- **EXERCISE AIM**
Print the data exactly, leaving nothing out.

- **RECORDED DATA**
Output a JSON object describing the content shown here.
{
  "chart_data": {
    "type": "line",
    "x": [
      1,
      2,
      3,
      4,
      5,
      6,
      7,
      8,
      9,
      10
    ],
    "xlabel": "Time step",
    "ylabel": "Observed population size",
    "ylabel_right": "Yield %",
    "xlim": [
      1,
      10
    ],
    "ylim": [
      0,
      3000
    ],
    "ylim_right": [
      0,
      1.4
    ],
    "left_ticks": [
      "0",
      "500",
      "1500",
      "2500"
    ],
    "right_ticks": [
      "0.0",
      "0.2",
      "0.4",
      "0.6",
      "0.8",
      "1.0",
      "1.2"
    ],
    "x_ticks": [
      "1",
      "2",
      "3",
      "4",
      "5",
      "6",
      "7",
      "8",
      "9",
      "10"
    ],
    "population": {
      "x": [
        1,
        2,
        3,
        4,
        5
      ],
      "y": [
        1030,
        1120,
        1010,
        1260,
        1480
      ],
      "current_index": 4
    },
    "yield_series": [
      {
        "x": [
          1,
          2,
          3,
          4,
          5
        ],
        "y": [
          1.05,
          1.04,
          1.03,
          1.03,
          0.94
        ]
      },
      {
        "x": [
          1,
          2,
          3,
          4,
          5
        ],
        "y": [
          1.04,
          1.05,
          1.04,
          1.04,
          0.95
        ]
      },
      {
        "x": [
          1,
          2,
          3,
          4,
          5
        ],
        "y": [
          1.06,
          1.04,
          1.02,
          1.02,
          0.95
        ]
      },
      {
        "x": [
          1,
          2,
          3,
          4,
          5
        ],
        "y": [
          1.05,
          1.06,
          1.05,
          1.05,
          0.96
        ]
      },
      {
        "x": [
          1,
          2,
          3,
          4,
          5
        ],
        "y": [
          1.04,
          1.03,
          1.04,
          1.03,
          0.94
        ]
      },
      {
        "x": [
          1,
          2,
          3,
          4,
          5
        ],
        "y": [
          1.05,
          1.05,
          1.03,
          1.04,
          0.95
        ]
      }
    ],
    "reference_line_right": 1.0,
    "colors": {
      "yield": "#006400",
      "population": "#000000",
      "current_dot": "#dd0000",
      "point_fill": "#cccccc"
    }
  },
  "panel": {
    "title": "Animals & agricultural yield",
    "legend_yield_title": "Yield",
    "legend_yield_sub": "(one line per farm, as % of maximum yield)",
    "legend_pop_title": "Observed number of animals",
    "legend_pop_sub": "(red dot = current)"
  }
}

- **COMPLETE ANSWER**
Output a JSON object describing the content shown here.
{
  "chart_data": {
    "type": "line",
    "x": [
      1,
      2,
      3,
      4,
      5,
      6,
      7,
      8,
      9,
      10
    ],
    "xlabel": "Time step",
    "ylabel": "Observed population size",
    "ylabel_right": "Yield %",
    "xlim": [
      1,
      10
    ],
    "ylim": [
      0,
      3000
    ],
    "ylim_right": [
      0,
      1.4
    ],
    "left_ticks": [
      "0",
      "500",
      "1500",
      "2500"
    ],
    "right_ticks": [
      "0.0",
      "0.2",
      "0.4",
      "0.6",
      "0.8",
      "1.0",
      "1.2"
    ],
    "x_ticks": [
      "1",
      "2",
      "3",
      "4",
      "5",
      "6",
      "7",
      "8",
      "9",
      "10"
    ],
    "population": {
      "x": [
        1,
        2,
        3,
        4,
        5
      ],
      "y": [
        1030,
        1120,
        1010,
        1260,
        1480
      ],
      "current_index": 4
    },
    "yield_series": [
      {
        "x": [
          1,
          2,
          3,
          4,
          5
        ],
        "y": [
          1.05,
          1.04,
          1.03,
          1.03,
          0.94
        ]
      },
      {
        "x": [
          1,
          2,
          3,
          4,
          5
        ],
        "y": [
          1.04,
          1.05,
          1.04,
          1.04,
          0.95
        ]
      },
      {
        "x": [
          1,
          2,
          3,
          4,
          5
        ],
        "y": [
          1.06,
          1.04,
          1.02,
          1.02,
          0.95
        ]
      },
      {
        "x": [
          1,
          2,
          3,
          4,
          5
        ],
        "y": [
          1.05,
          1.06,
          1.05,
          1.05,
          0.96
        ]
      },
      {
        "x": [
          1,
          2,
          3,
          4,
          5
        ],
        "y": [
          1.04,
          1.03,
          1.04,
          1.03,
          0.94
        ]
      },
      {
        "x": [
          1,
          2,
          3,
          4,
          5
        ],
        "y": [
          1.05,
          1.05,
          1.03,
          1.04,
          0.95
        ]
      }
    ],
    "reference_line_right": 1.0,
    "colors": {
      "yield": "#006400",
      "population": "#000000",
      "current_dot": "#dd0000",
      "point_fill": "#cccccc"
    }
  },
  "panel": {
    "title": "Animals & agricultural yield",
    "legend_yield_title": "Yield",
    "legend_yield_sub": "(one line per farm, as % of maximum yield)",
    "legend_pop_title": "Observed number of animals",
    "legend_pop_sub": "(red dot = current)"
  }
}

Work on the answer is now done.